Task details — Only a number is expected: how many lines in the data below contain the word "主管入职自我介绍".

Record excerpts —
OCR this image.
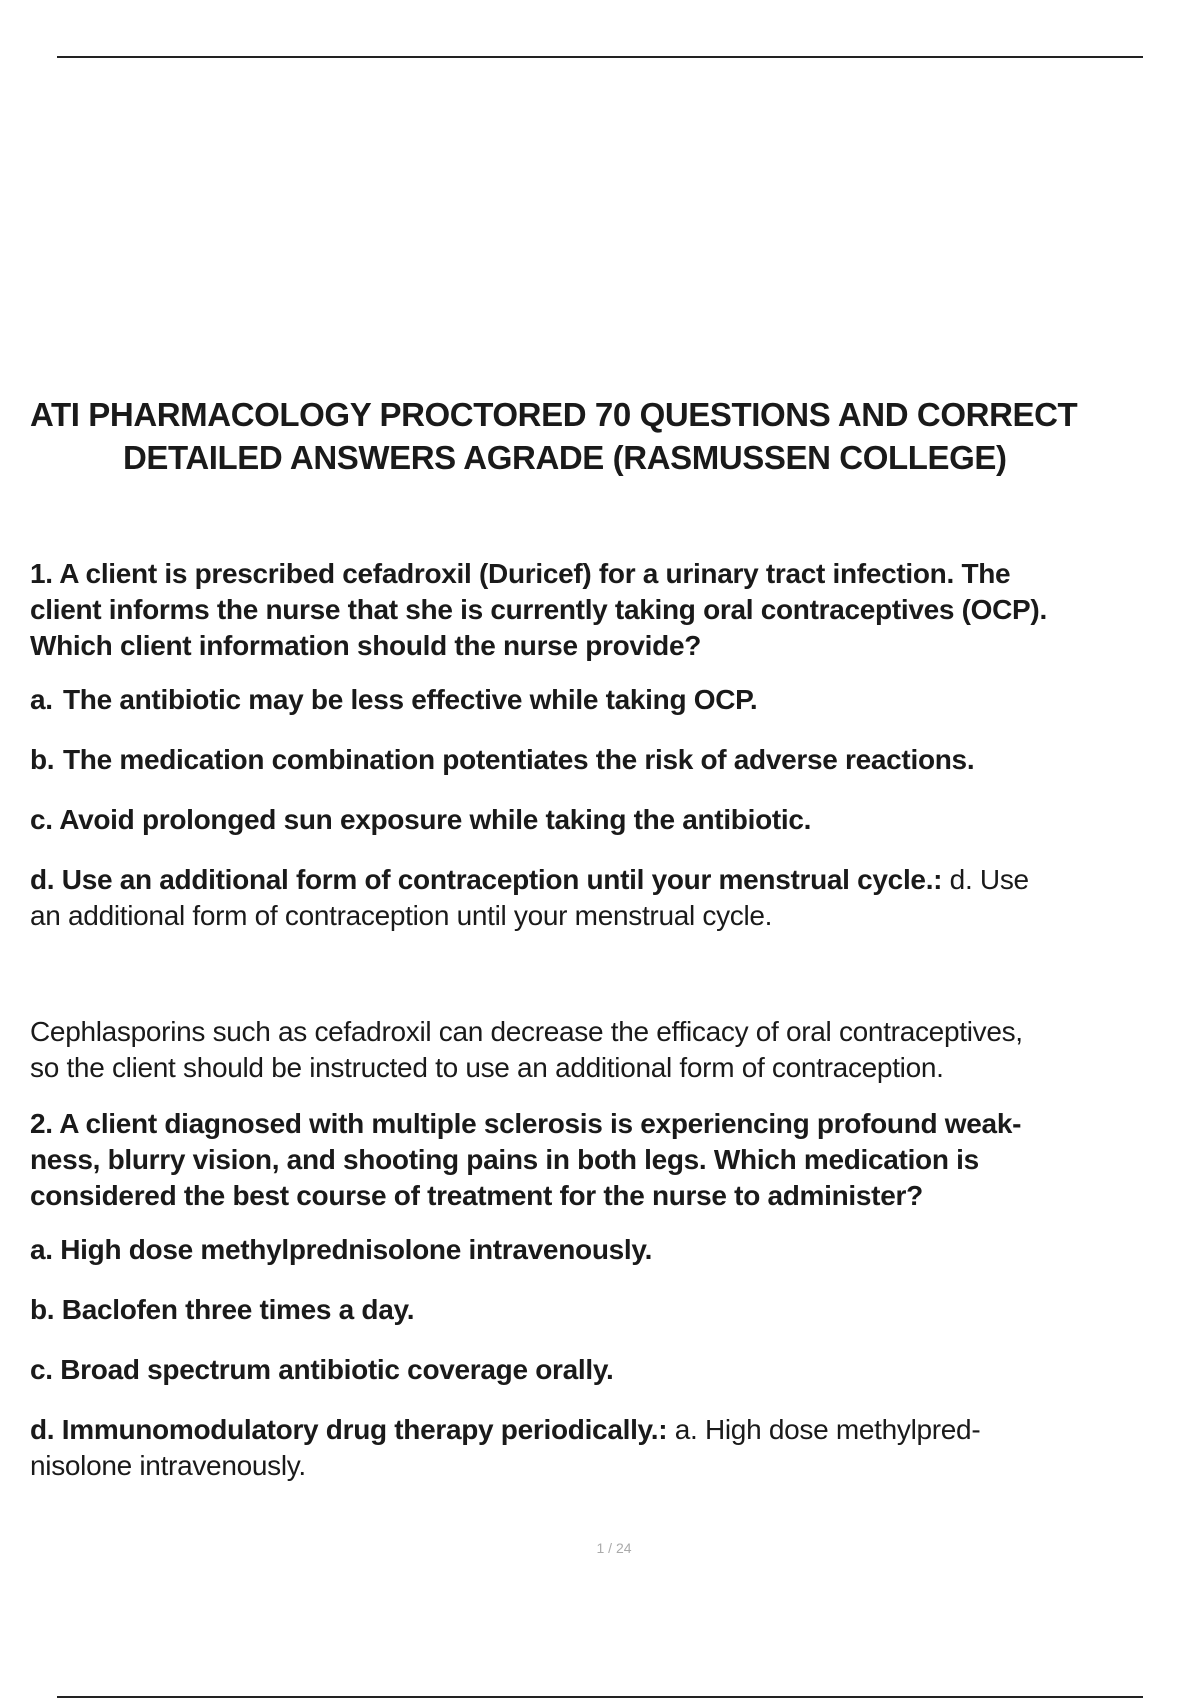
ATI PHARMACOLOGY PROCTORED 70 QUESTIONS AND CORRECT
DETAILED ANSWERS AGRADE (RASMUSSEN COLLEGE)
1. A client is prescribed cefadroxil (Duricef) for a urinary tract infection. The
client informs the nurse that she is currently taking oral contraceptives (OCP).
Which client information should the nurse provide?
a. The antibiotic may be less effective while taking OCP.
b. The medication combination potentiates the risk of adverse reactions.
c. Avoid prolonged sun exposure while taking the antibiotic.
d. Use an additional form of contraception until your menstrual cycle.: d. Use
an additional form of contraception until your menstrual cycle.
Cephlasporins such as cefadroxil can decrease the efficacy of oral contraceptives,
so the client should be instructed to use an additional form of contraception.
2. A client diagnosed with multiple sclerosis is experiencing profound weak-
ness, blurry vision, and shooting pains in both legs. Which medication is
considered the best course of treatment for the nurse to administer?
a. High dose methylprednisolone intravenously.
b. Baclofen three times a day.
c. Broad spectrum antibiotic coverage orally.
d. Immunomodulatory drug therapy periodically.: a. High dose methylpred-
nisolone intravenously.
1 / 24
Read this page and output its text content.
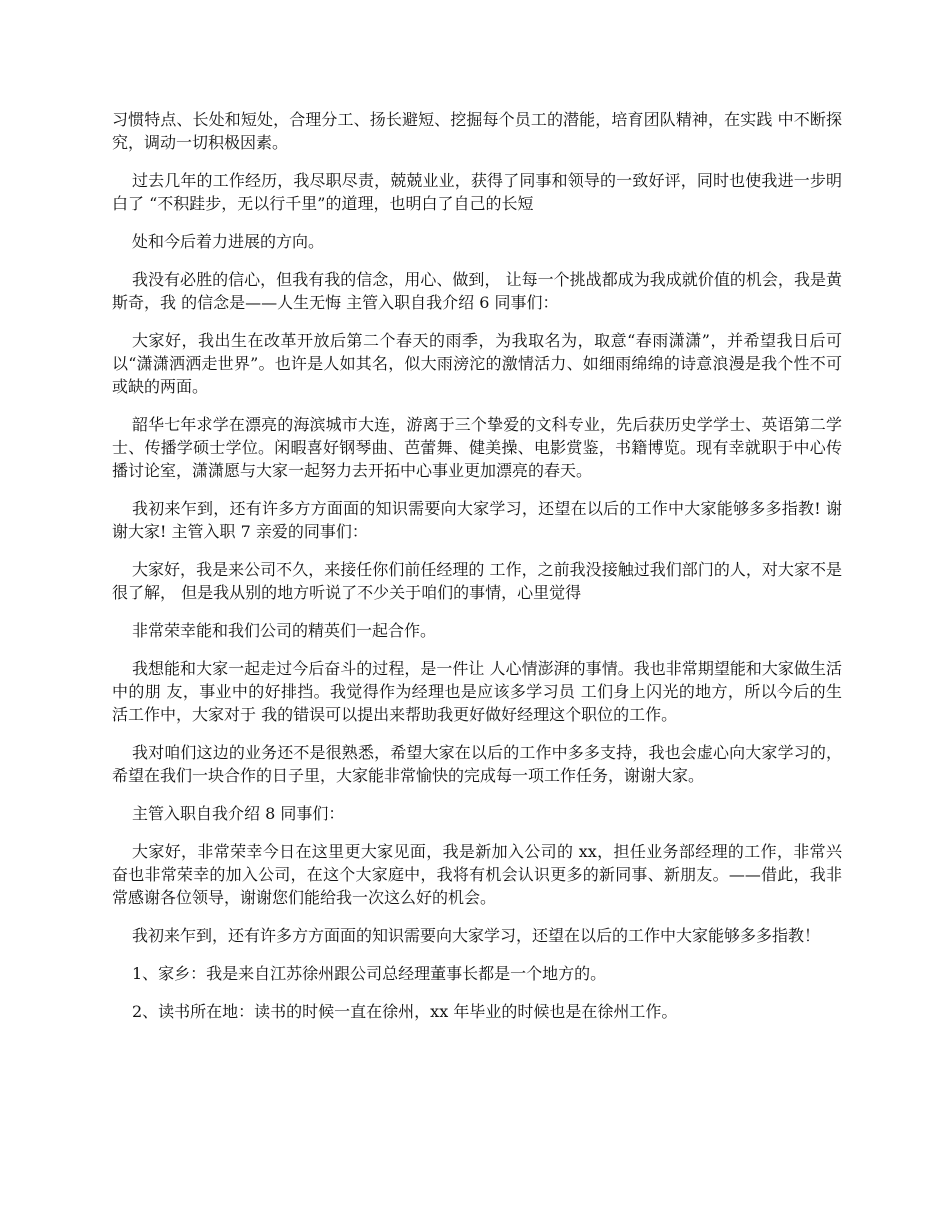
习惯特点、长处和短处，合理分工、扬长避短、挖掘每个员工的潜能，培育团队精神，在实践 中不断探究，调动一切积极因素。

过去几年的工作经历，我尽职尽责，兢兢业业，获得了同事和领导的一致好评，同时也使我进一步明白了 “不积跬步，无以行千里”的道理，也明白了自己的长短

处和今后着力进展的方向。

我没有必胜的信心，但我有我的信念，用心、做到， 让每一个挑战都成为我成就价值的机会，我是黄斯奇，我 的信念是——人生无悔 主管入职自我介绍 6 同事们：

大家好，我出生在改革开放后第二个春天的雨季，为我取名为，取意“春雨潇潇”，并希望我日后可以“潇潇洒洒走世界”。也许是人如其名，似大雨滂沱的激情活力、如细雨绵绵的诗意浪漫是我个性不可或缺的两面。

韶华七年求学在漂亮的海滨城市大连，游离于三个挚爱的文科专业，先后获历史学学士、英语第二学士、传播学硕士学位。闲暇喜好钢琴曲、芭蕾舞、健美操、电影赏鉴，书籍博览。现有幸就职于中心传播讨论室，潇潇愿与大家一起努力去开拓中心事业更加漂亮的春天。

我初来乍到，还有许多方方面面的知识需要向大家学习，还望在以后的工作中大家能够多多指教! 谢谢大家! 主管入职 7 亲爱的同事们：

大家好，我是来公司不久，来接任你们前任经理的 工作，之前我没接触过我们部门的人，对大家不是很了解， 但是我从别的地方听说了不少关于咱们的事情，心里觉得

非常荣幸能和我们公司的精英们一起合作。

我想能和大家一起走过今后奋斗的过程，是一件让 人心情澎湃的事情。我也非常期望能和大家做生活中的朋 友，事业中的好排挡。我觉得作为经理也是应该多学习员 工们身上闪光的地方，所以今后的生活工作中，大家对于 我的错误可以提出来帮助我更好做好经理这个职位的工作。

我对咱们这边的业务还不是很熟悉，希望大家在以后的工作中多多支持，我也会虚心向大家学习的，希望在我们一块合作的日子里，大家能非常愉快的完成每一项工作任务，谢谢大家。

主管入职自我介绍 8 同事们：

大家好，非常荣幸今日在这里更大家见面，我是新加入公司的 xx，担任业务部经理的工作，非常兴奋也非常荣幸的加入公司，在这个大家庭中，我将有机会认识更多的新同事、新朋友。——借此，我非常感谢各位领导，谢谢您们能给我一次这么好的机会。

我初来乍到，还有许多方方面面的知识需要向大家学习，还望在以后的工作中大家能够多多指教！

1、家乡：我是来自江苏徐州跟公司总经理董事长都是一个地方的。

2、读书所在地：读书的时候一直在徐州，xx 年毕业的时候也是在徐州工作。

Exercise result — 2